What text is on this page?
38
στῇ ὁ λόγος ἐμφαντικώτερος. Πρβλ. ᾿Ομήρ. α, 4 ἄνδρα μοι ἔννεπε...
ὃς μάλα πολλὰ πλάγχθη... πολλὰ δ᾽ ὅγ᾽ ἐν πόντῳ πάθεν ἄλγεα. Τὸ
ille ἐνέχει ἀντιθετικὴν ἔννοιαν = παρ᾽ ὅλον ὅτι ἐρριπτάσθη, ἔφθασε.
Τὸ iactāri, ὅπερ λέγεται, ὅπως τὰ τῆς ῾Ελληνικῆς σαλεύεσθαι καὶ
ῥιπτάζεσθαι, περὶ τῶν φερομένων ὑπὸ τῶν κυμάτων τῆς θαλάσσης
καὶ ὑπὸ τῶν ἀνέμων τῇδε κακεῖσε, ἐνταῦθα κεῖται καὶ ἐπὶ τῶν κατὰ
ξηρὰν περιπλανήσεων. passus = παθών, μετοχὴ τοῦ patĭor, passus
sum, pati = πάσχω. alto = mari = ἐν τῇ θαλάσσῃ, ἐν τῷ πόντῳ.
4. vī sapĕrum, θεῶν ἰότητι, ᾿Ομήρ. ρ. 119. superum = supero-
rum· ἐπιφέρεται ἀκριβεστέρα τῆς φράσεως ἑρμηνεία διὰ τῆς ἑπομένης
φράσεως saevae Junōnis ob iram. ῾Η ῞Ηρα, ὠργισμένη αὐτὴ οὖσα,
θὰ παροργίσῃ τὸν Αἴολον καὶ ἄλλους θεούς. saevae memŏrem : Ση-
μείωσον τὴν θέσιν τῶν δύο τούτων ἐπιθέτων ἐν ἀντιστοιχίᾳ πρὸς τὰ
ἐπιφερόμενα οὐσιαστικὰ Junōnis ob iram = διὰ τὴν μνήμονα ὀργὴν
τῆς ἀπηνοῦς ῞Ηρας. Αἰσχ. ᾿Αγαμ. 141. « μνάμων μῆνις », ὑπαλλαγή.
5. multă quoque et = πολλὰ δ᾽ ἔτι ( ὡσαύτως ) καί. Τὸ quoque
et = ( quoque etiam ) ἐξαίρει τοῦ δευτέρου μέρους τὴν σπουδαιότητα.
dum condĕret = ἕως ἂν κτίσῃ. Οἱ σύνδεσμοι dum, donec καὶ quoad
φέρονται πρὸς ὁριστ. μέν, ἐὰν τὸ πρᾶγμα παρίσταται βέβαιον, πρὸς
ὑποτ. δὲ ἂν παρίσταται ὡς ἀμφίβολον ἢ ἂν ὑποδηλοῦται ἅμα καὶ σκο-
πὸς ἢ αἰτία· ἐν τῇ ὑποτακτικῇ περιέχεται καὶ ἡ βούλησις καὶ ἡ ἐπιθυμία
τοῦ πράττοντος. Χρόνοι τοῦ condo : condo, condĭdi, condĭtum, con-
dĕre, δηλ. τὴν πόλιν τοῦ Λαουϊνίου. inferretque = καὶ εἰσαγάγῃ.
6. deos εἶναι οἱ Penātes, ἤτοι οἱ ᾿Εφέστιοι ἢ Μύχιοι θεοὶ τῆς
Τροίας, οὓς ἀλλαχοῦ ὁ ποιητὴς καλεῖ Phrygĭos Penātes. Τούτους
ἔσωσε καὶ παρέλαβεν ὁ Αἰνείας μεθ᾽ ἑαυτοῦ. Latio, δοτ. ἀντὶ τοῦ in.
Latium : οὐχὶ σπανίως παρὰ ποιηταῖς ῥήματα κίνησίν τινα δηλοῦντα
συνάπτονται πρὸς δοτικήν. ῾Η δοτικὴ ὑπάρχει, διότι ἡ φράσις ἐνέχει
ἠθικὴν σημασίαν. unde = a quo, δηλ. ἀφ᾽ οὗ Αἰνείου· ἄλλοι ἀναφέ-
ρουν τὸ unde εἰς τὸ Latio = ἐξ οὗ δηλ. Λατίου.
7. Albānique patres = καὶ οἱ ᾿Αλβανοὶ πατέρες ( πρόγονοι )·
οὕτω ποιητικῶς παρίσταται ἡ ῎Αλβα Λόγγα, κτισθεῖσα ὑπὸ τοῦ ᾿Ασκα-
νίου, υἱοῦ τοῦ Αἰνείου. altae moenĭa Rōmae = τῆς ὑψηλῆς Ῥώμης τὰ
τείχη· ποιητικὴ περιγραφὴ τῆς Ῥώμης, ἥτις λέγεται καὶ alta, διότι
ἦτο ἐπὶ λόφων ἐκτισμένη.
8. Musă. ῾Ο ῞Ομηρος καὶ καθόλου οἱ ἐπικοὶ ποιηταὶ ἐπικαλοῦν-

##########

Task goal ->
Your task is to repeat the data exactly; please include every line.

Solution to the problem ->
What text is on this page?
38
στῇ ὁ λόγος ἐμφαντικώτερος. Πρβλ. ᾿Ομήρ. α, 4 ἄνδρα μοι ἔννεπε...
ὃς μάλα πολλὰ πλάγχθη... πολλὰ δ᾽ ὅγ᾽ ἐν πόντῳ πάθεν ἄλγεα. Τὸ
ille ἐνέχει ἀντιθετικὴν ἔννοιαν = παρ᾽ ὅλον ὅτι ἐρριπτάσθη, ἔφθασε.
Τὸ iactāri, ὅπερ λέγεται, ὅπως τὰ τῆς ῾Ελληνικῆς σαλεύεσθαι καὶ
ῥιπτάζεσθαι, περὶ τῶν φερομένων ὑπὸ τῶν κυμάτων τῆς θαλάσσης
καὶ ὑπὸ τῶν ἀνέμων τῇδε κακεῖσε, ἐνταῦθα κεῖται καὶ ἐπὶ τῶν κατὰ
ξηρὰν περιπλανήσεων. passus = παθών, μετοχὴ τοῦ patĭor, passus
sum, pati = πάσχω. alto = mari = ἐν τῇ θαλάσσῃ, ἐν τῷ πόντῳ.
4. vī sapĕrum, θεῶν ἰότητι, ᾿Ομήρ. ρ. 119. superum = supero-
rum· ἐπιφέρεται ἀκριβεστέρα τῆς φράσεως ἑρμηνεία διὰ τῆς ἑπομένης
φράσεως saevae Junōnis ob iram. ῾Η ῞Ηρα, ὠργισμένη αὐτὴ οὖσα,
θὰ παροργίσῃ τὸν Αἴολον καὶ ἄλλους θεούς. saevae memŏrem : Ση-
μείωσον τὴν θέσιν τῶν δύο τούτων ἐπιθέτων ἐν ἀντιστοιχίᾳ πρὸς τὰ
ἐπιφερόμενα οὐσιαστικὰ Junōnis ob iram = διὰ τὴν μνήμονα ὀργὴν
τῆς ἀπηνοῦς ῞Ηρας. Αἰσχ. ᾿Αγαμ. 141. « μνάμων μῆνις », ὑπαλλαγή.
5. multă quoque et = πολλὰ δ᾽ ἔτι ( ὡσαύτως ) καί. Τὸ quoque
et = ( quoque etiam ) ἐξαίρει τοῦ δευτέρου μέρους τὴν σπουδαιότητα.
dum condĕret = ἕως ἂν κτίσῃ. Οἱ σύνδεσμοι dum, donec καὶ quoad
φέρονται πρὸς ὁριστ. μέν, ἐὰν τὸ πρᾶγμα παρίσταται βέβαιον, πρὸς
ὑποτ. δὲ ἂν παρίσταται ὡς ἀμφίβολον ἢ ἂν ὑποδηλοῦται ἅμα καὶ σκο-
πὸς ἢ αἰτία· ἐν τῇ ὑποτακτικῇ περιέχεται καὶ ἡ βούλησις καὶ ἡ ἐπιθυμία
τοῦ πράττοντος. Χρόνοι τοῦ condo : condo, condĭdi, condĭtum, con-
dĕre, δηλ. τὴν πόλιν τοῦ Λαουϊνίου. inferretque = καὶ εἰσαγάγῃ.
6. deos εἶναι οἱ Penātes, ἤτοι οἱ ᾿Εφέστιοι ἢ Μύχιοι θεοὶ τῆς
Τροίας, οὓς ἀλλαχοῦ ὁ ποιητὴς καλεῖ Phrygĭos Penātes. Τούτους
ἔσωσε καὶ παρέλαβεν ὁ Αἰνείας μεθ᾽ ἑαυτοῦ. Latio, δοτ. ἀντὶ τοῦ in.
Latium : οὐχὶ σπανίως παρὰ ποιηταῖς ῥήματα κίνησίν τινα δηλοῦντα
συνάπτονται πρὸς δοτικήν. ῾Η δοτικὴ ὑπάρχει, διότι ἡ φράσις ἐνέχει
ἠθικὴν σημασίαν. unde = a quo, δηλ. ἀφ᾽ οὗ Αἰνείου· ἄλλοι ἀναφέ-
ρουν τὸ unde εἰς τὸ Latio = ἐξ οὗ δηλ. Λατίου.
7. Albānique patres = καὶ οἱ ᾿Αλβανοὶ πατέρες ( πρόγονοι )·
οὕτω ποιητικῶς παρίσταται ἡ ῎Αλβα Λόγγα, κτισθεῖσα ὑπὸ τοῦ ᾿Ασκα-
νίου, υἱοῦ τοῦ Αἰνείου. altae moenĭa Rōmae = τῆς ὑψηλῆς Ῥώμης τὰ
τείχη· ποιητικὴ περιγραφὴ τῆς Ῥώμης, ἥτις λέγεται καὶ alta, διότι
ἦτο ἐπὶ λόφων ἐκτισμένη.
8. Musă. ῾Ο ῞Ομηρος καὶ καθόλου οἱ ἐπικοὶ ποιηταὶ ἐπικαλοῦν-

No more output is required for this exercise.